-- Given instruction --
Copy the data precisely, character for character, and leave out every picture.

#####

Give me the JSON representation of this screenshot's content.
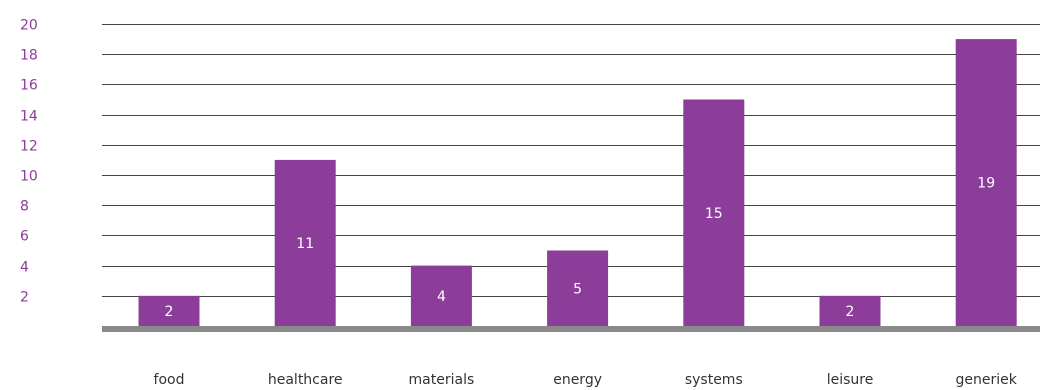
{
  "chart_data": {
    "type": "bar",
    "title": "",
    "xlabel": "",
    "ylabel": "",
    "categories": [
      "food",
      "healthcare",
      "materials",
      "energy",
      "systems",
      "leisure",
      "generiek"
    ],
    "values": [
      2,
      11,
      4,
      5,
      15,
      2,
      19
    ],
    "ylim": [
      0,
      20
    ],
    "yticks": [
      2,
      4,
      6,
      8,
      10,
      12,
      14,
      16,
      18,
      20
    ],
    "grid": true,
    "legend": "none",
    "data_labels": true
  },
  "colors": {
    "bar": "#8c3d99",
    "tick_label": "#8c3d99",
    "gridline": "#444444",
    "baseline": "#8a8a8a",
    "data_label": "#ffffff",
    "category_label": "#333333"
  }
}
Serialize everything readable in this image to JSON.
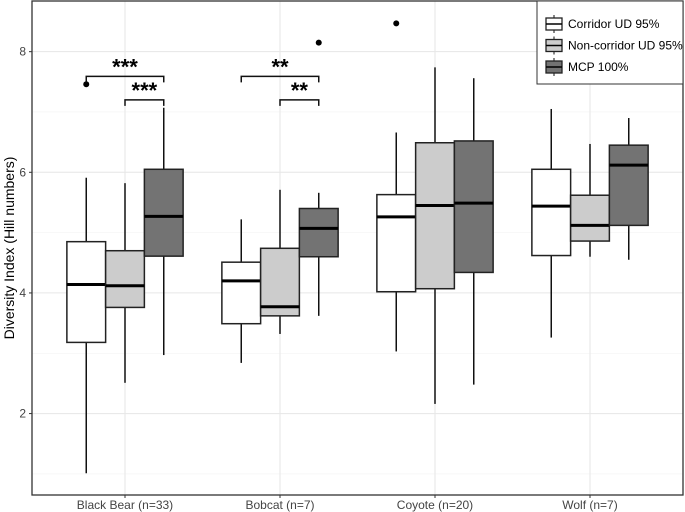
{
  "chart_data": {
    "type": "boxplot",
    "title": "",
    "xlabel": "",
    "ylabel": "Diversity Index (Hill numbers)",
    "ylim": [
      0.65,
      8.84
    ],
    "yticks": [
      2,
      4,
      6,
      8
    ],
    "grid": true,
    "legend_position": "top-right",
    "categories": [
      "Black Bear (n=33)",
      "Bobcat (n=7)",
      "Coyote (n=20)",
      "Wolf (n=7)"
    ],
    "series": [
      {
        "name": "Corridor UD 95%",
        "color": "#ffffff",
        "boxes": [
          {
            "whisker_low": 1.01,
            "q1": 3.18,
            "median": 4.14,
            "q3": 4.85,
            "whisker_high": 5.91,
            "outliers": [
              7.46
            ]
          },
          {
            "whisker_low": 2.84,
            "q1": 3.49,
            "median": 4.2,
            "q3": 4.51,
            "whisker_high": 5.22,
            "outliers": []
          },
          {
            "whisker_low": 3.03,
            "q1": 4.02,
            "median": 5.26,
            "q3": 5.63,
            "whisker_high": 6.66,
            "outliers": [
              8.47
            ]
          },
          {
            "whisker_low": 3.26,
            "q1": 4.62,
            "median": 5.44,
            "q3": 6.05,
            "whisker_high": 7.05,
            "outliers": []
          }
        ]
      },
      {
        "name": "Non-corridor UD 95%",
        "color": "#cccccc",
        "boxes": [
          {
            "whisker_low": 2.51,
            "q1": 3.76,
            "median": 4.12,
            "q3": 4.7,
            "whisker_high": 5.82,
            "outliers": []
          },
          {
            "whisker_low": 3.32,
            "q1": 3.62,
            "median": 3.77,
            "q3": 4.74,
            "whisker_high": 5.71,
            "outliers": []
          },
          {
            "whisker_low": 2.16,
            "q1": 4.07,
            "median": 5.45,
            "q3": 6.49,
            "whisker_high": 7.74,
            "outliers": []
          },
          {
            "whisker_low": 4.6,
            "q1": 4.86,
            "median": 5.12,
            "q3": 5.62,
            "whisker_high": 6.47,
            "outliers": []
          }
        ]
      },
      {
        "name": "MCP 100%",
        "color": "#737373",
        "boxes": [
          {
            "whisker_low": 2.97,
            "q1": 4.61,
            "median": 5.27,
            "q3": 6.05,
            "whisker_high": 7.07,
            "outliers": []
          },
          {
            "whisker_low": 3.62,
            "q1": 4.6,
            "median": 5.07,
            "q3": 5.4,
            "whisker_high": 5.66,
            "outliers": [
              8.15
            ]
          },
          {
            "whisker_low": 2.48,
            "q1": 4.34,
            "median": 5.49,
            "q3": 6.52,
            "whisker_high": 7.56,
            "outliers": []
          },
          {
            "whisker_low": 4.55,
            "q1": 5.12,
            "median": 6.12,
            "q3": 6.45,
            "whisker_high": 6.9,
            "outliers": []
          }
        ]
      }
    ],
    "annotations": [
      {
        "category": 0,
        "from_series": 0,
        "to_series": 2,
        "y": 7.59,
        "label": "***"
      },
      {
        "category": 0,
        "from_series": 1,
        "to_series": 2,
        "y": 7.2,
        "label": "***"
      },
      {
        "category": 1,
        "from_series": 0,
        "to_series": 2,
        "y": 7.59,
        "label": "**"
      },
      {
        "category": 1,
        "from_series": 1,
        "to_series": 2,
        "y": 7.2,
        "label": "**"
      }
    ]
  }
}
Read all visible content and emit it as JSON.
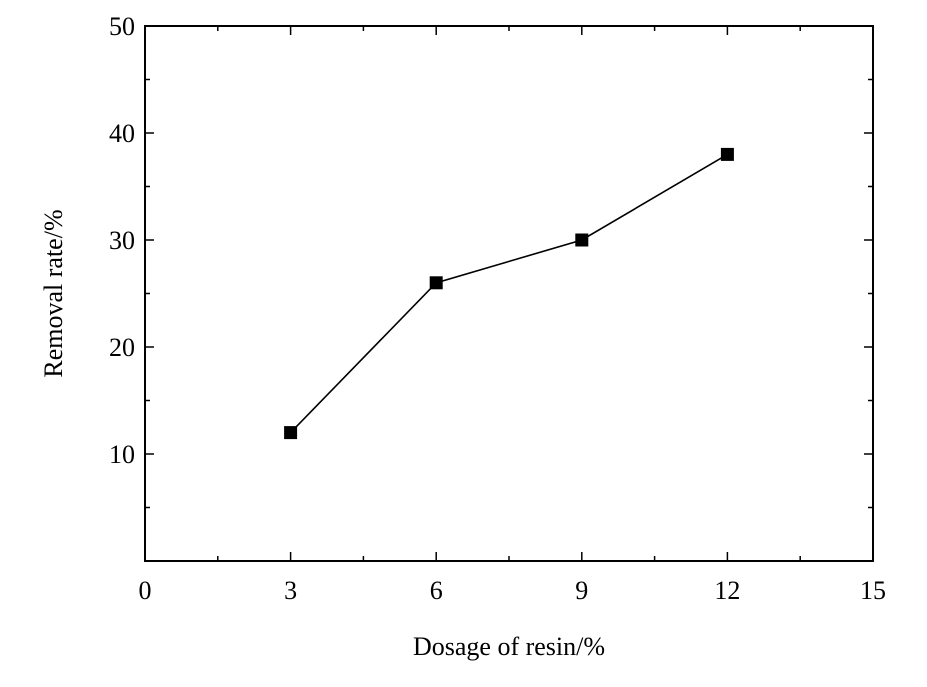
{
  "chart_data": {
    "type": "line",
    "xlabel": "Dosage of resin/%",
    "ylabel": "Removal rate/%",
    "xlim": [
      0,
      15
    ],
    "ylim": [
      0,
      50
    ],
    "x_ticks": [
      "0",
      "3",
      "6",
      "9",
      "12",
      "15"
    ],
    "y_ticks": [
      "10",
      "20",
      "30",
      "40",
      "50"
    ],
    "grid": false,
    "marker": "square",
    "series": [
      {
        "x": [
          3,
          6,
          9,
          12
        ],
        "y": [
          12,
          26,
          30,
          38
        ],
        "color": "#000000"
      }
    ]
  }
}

#####

-- Response for this exercise --
Give me the JSON representation of this screenshot's content.
{
  "chart_data": {
    "type": "bar",
    "title": "",
    "xlabel": "",
    "ylabel": "",
    "categories": [
      "food",
      "healthcare",
      "materials",
      "energy",
      "systems",
      "leisure",
      "generiek"
    ],
    "values": [
      2,
      11,
      4,
      5,
      15,
      2,
      19
    ],
    "ylim": [
      0,
      20
    ],
    "yticks": [
      2,
      4,
      6,
      8,
      10,
      12,
      14,
      16,
      18,
      20
    ],
    "grid": true,
    "legend": "none",
    "data_labels": true
  },
  "colors": {
    "bar": "#8c3d99",
    "tick_label": "#8c3d99",
    "gridline": "#444444",
    "baseline": "#8a8a8a",
    "data_label": "#ffffff",
    "category_label": "#333333"
  }
}
Serialize everything readable in this image to JSON.
{
  "chart_data": {
    "type": "boxplot",
    "title": "",
    "xlabel": "",
    "ylabel": "Diversity Index (Hill numbers)",
    "ylim": [
      0.65,
      8.84
    ],
    "yticks": [
      2,
      4,
      6,
      8
    ],
    "grid": true,
    "legend_position": "top-right",
    "categories": [
      "Black Bear (n=33)",
      "Bobcat (n=7)",
      "Coyote (n=20)",
      "Wolf (n=7)"
    ],
    "series": [
      {
        "name": "Corridor UD 95%",
        "color": "#ffffff",
        "boxes": [
          {
            "whisker_low": 1.01,
            "q1": 3.18,
            "median": 4.14,
            "q3": 4.85,
            "whisker_high": 5.91,
            "outliers": [
              7.46
            ]
          },
          {
            "whisker_low": 2.84,
            "q1": 3.49,
            "median": 4.2,
            "q3": 4.51,
            "whisker_high": 5.22,
            "outliers": []
          },
          {
            "whisker_low": 3.03,
            "q1": 4.02,
            "median": 5.26,
            "q3": 5.63,
            "whisker_high": 6.66,
            "outliers": [
              8.47
            ]
          },
          {
            "whisker_low": 3.26,
            "q1": 4.62,
            "median": 5.44,
            "q3": 6.05,
            "whisker_high": 7.05,
            "outliers": []
          }
        ]
      },
      {
        "name": "Non-corridor UD 95%",
        "color": "#cccccc",
        "boxes": [
          {
            "whisker_low": 2.51,
            "q1": 3.76,
            "median": 4.12,
            "q3": 4.7,
            "whisker_high": 5.82,
            "outliers": []
          },
          {
            "whisker_low": 3.32,
            "q1": 3.62,
            "median": 3.77,
            "q3": 4.74,
            "whisker_high": 5.71,
            "outliers": []
          },
          {
            "whisker_low": 2.16,
            "q1": 4.07,
            "median": 5.45,
            "q3": 6.49,
            "whisker_high": 7.74,
            "outliers": []
          },
          {
            "whisker_low": 4.6,
            "q1": 4.86,
            "median": 5.12,
            "q3": 5.62,
            "whisker_high": 6.47,
            "outliers": []
          }
        ]
      },
      {
        "name": "MCP 100%",
        "color": "#737373",
        "boxes": [
          {
            "whisker_low": 2.97,
            "q1": 4.61,
            "median": 5.27,
            "q3": 6.05,
            "whisker_high": 7.07,
            "outliers": []
          },
          {
            "whisker_low": 3.62,
            "q1": 4.6,
            "median": 5.07,
            "q3": 5.4,
            "whisker_high": 5.66,
            "outliers": [
              8.15
            ]
          },
          {
            "whisker_low": 2.48,
            "q1": 4.34,
            "median": 5.49,
            "q3": 6.52,
            "whisker_high": 7.56,
            "outliers": []
          },
          {
            "whisker_low": 4.55,
            "q1": 5.12,
            "median": 6.12,
            "q3": 6.45,
            "whisker_high": 6.9,
            "outliers": []
          }
        ]
      }
    ],
    "annotations": [
      {
        "category": 0,
        "from_series": 0,
        "to_series": 2,
        "y": 7.59,
        "label": "***"
      },
      {
        "category": 0,
        "from_series": 1,
        "to_series": 2,
        "y": 7.2,
        "label": "***"
      },
      {
        "category": 1,
        "from_series": 0,
        "to_series": 2,
        "y": 7.59,
        "label": "**"
      },
      {
        "category": 1,
        "from_series": 1,
        "to_series": 2,
        "y": 7.2,
        "label": "**"
      }
    ]
  }
}
Read all visible content and emit it as JSON.
{
  "chart_data": {
    "type": "line",
    "xlabel": "Dosage of resin/%",
    "ylabel": "Removal rate/%",
    "xlim": [
      0,
      15
    ],
    "ylim": [
      0,
      50
    ],
    "x_ticks": [
      "0",
      "3",
      "6",
      "9",
      "12",
      "15"
    ],
    "y_ticks": [
      "10",
      "20",
      "30",
      "40",
      "50"
    ],
    "grid": false,
    "marker": "square",
    "series": [
      {
        "x": [
          3,
          6,
          9,
          12
        ],
        "y": [
          12,
          26,
          30,
          38
        ],
        "color": "#000000"
      }
    ]
  }
}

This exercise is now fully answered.